Dataset items
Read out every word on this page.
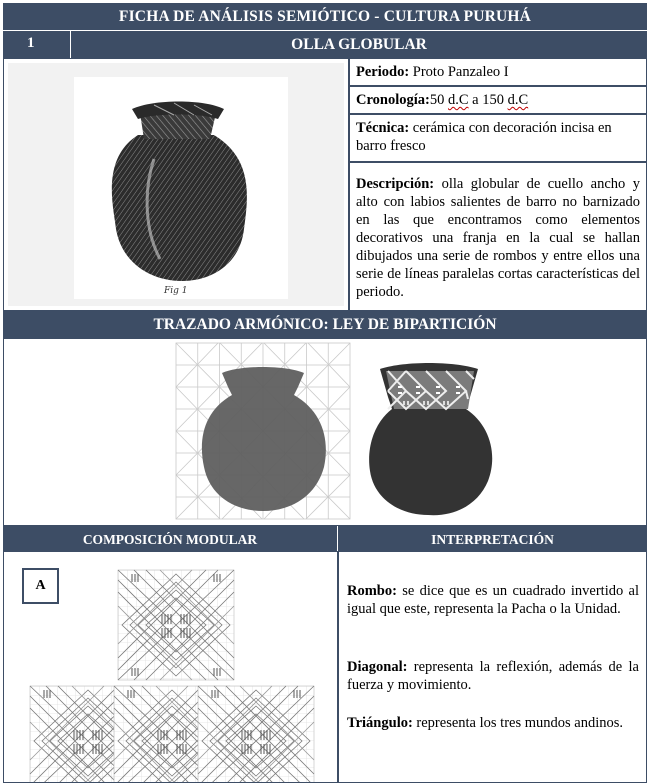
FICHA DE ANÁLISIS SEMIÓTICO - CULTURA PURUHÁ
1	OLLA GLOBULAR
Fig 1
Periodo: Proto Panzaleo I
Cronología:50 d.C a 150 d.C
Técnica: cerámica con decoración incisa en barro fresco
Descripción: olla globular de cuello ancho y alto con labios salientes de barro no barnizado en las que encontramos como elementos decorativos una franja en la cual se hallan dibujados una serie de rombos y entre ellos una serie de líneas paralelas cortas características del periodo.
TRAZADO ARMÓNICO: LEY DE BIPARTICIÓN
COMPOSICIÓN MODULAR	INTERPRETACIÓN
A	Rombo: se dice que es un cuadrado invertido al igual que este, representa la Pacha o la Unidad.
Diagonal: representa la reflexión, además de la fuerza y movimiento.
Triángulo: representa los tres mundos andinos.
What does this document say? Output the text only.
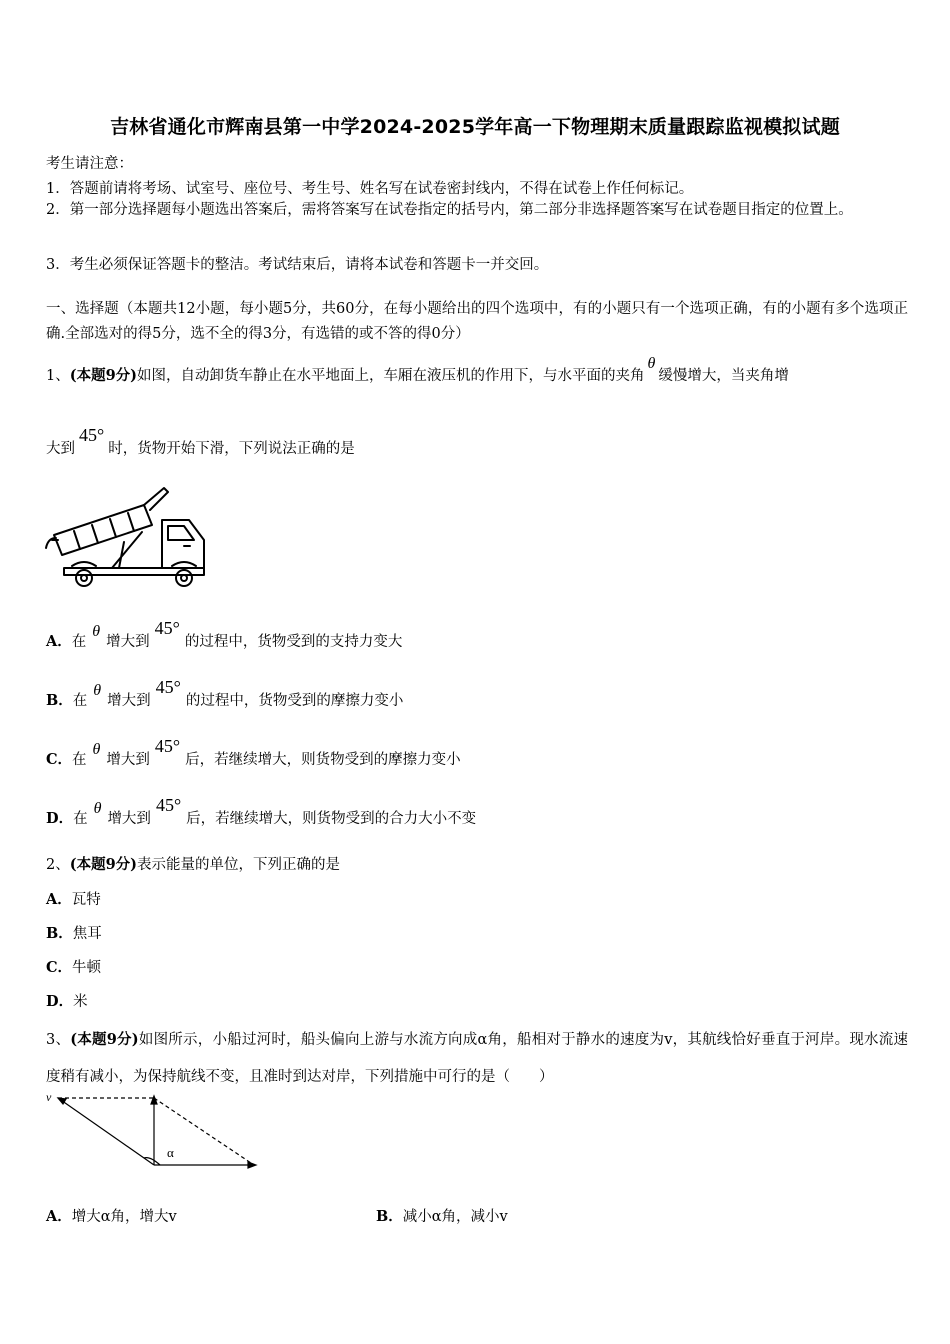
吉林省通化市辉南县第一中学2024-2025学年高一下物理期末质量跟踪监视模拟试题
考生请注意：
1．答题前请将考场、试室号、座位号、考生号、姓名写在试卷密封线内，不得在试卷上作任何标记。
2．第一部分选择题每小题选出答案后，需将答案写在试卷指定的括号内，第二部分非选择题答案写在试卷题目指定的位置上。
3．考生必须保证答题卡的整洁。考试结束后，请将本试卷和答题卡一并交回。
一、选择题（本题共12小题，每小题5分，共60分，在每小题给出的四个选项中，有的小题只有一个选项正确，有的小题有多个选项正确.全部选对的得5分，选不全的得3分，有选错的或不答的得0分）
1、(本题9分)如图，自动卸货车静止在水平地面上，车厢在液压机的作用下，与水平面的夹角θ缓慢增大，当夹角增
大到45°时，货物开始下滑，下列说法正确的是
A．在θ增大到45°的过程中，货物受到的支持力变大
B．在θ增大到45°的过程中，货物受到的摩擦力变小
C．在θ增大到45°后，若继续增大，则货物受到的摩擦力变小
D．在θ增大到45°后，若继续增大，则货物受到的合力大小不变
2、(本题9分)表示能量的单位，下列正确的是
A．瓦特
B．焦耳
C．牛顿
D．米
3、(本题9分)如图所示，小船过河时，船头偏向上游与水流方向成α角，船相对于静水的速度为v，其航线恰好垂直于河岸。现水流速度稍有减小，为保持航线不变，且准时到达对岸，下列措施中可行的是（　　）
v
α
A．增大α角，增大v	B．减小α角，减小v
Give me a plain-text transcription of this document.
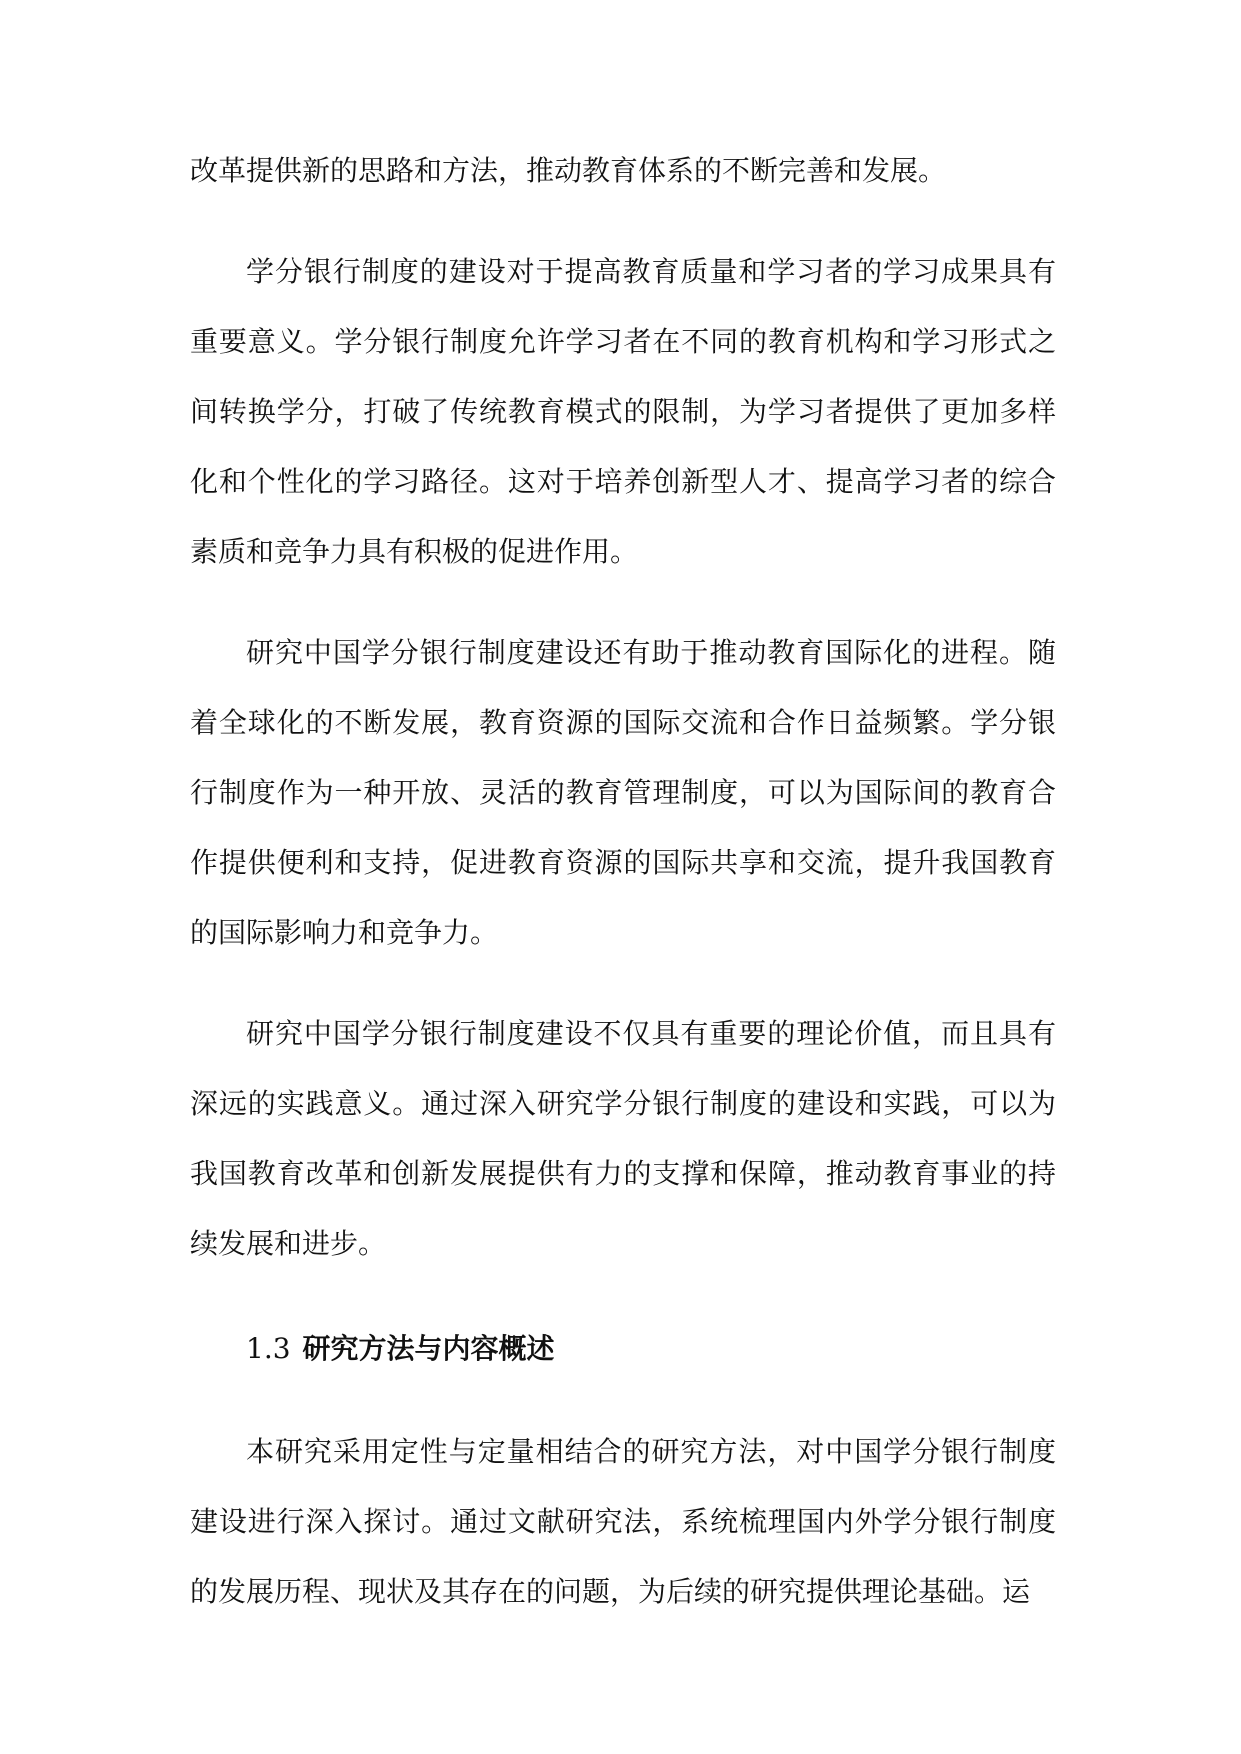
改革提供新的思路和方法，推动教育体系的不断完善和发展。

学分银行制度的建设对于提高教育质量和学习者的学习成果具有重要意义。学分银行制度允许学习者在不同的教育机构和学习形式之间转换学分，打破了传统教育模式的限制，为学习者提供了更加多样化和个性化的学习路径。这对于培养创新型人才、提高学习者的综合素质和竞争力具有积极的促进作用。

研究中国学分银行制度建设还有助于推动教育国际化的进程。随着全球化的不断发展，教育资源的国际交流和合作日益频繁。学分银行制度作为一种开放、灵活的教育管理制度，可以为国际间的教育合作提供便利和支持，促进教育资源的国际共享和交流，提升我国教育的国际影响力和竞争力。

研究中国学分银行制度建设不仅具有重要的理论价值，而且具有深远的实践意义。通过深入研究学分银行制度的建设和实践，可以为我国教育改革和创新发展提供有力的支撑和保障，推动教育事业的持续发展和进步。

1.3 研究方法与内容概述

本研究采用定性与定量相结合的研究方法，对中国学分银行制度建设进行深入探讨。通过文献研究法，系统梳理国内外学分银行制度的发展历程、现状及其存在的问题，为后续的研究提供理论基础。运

* * *

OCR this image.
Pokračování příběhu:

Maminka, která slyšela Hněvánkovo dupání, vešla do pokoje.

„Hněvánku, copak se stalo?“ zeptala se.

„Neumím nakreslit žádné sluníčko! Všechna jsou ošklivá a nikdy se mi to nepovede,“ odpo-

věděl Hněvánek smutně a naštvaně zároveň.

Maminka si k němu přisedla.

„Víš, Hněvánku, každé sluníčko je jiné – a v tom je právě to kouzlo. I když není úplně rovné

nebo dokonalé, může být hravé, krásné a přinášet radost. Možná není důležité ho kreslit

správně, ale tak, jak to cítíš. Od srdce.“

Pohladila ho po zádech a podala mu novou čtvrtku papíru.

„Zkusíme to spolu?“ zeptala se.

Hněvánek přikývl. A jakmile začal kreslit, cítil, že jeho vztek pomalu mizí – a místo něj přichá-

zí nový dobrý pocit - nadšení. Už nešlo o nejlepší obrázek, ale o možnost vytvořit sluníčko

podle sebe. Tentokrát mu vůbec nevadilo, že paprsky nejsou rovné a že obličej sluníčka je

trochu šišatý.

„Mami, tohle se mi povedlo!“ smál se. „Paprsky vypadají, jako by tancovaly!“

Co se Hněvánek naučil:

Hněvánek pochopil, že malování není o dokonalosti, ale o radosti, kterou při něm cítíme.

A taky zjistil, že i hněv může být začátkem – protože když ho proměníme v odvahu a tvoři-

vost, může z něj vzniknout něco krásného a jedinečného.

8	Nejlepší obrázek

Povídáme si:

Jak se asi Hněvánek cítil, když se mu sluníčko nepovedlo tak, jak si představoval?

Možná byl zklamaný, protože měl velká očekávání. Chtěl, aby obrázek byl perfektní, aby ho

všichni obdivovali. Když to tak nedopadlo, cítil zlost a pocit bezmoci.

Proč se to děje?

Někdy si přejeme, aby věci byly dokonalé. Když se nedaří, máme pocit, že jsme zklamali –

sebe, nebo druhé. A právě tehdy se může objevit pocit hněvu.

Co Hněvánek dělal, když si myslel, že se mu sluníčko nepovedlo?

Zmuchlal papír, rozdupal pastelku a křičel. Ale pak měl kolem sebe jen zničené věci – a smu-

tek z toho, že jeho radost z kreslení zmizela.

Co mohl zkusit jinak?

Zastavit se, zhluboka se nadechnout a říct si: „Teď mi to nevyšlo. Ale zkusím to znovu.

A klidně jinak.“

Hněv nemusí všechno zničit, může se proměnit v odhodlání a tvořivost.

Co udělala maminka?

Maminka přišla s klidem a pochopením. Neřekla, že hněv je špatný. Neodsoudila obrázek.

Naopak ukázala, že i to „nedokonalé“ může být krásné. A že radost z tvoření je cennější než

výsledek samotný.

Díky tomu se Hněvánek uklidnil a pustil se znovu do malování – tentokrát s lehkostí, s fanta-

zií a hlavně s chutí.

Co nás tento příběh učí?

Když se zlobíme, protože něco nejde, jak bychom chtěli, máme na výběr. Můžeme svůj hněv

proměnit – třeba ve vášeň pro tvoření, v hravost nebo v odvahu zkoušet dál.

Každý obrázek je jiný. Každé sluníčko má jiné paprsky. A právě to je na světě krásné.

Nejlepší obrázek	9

YOUR OBJECTIVE: State the number of lines in the preceding entries that include the word "jiné". Provide nothing else.

EXERCISE ANSWER: 2